• [Goal] Please find all lines in the data that hold the string "fish" and copy them.

• [Items from a dataset]
_ _ _

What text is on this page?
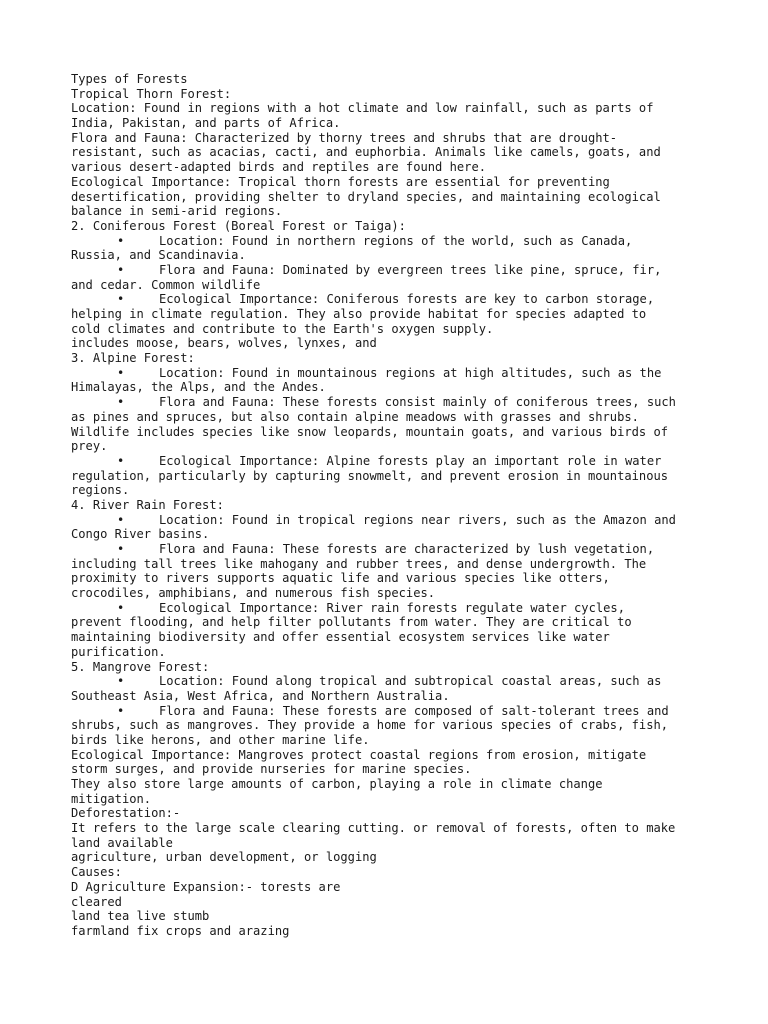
Types of Forests
Tropical Thorn Forest:
Location: Found in regions with a hot climate and low rainfall, such as parts of
India, Pakistan, and parts of Africa.
Flora and Fauna: Characterized by thorny trees and shrubs that are drought-
resistant, such as acacias, cacti, and euphorbia. Animals like camels, goats, and
various desert-adapted birds and reptiles are found here.
Ecological Importance: Tropical thorn forests are essential for preventing
desertification, providing shelter to dryland species, and maintaining ecological
balance in semi-arid regions.
2. Coniferous Forest (Boreal Forest or Taiga):
•	Location: Found in northern regions of the world, such as Canada,
Russia, and Scandinavia.
•	Flora and Fauna: Dominated by evergreen trees like pine, spruce, fir,
and cedar. Common wildlife
•	Ecological Importance: Coniferous forests are key to carbon storage,
helping in climate regulation. They also provide habitat for species adapted to
cold climates and contribute to the Earth's oxygen supply.
includes moose, bears, wolves, lynxes, and
3. Alpine Forest:
•	Location: Found in mountainous regions at high altitudes, such as the
Himalayas, the Alps, and the Andes.
•	Flora and Fauna: These forests consist mainly of coniferous trees, such
as pines and spruces, but also contain alpine meadows with grasses and shrubs.
Wildlife includes species like snow leopards, mountain goats, and various birds of
prey.
•	Ecological Importance: Alpine forests play an important role in water
regulation, particularly by capturing snowmelt, and prevent erosion in mountainous
regions.
4. River Rain Forest:
•	Location: Found in tropical regions near rivers, such as the Amazon and
Congo River basins.
•	Flora and Fauna: These forests are characterized by lush vegetation,
including tall trees like mahogany and rubber trees, and dense undergrowth. The
proximity to rivers supports aquatic life and various species like otters,
crocodiles, amphibians, and numerous fish species.
•	Ecological Importance: River rain forests regulate water cycles,
prevent flooding, and help filter pollutants from water. They are critical to
maintaining biodiversity and offer essential ecosystem services like water
purification.
5. Mangrove Forest:
•	Location: Found along tropical and subtropical coastal areas, such as
Southeast Asia, West Africa, and Northern Australia.
•	Flora and Fauna: These forests are composed of salt-tolerant trees and
shrubs, such as mangroves. They provide a home for various species of crabs, fish,
birds like herons, and other marine life.
Ecological Importance: Mangroves protect coastal regions from erosion, mitigate
storm surges, and provide nurseries for marine species.
They also store large amounts of carbon, playing a role in climate change
mitigation.
Deforestation:-
It refers to the large scale clearing cutting. or removal of forests, often to make
land available
agriculture, urban development, or logging
Causes:
D Agriculture Expansion:- torests are
cleared
land tea live stumb
farmland fix crops and arazing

_ _ _

• [Output of the task]
crocodiles, amphibians, and numerous fish species.
shrubs, such as mangroves. They provide a home for various species of crabs, fish,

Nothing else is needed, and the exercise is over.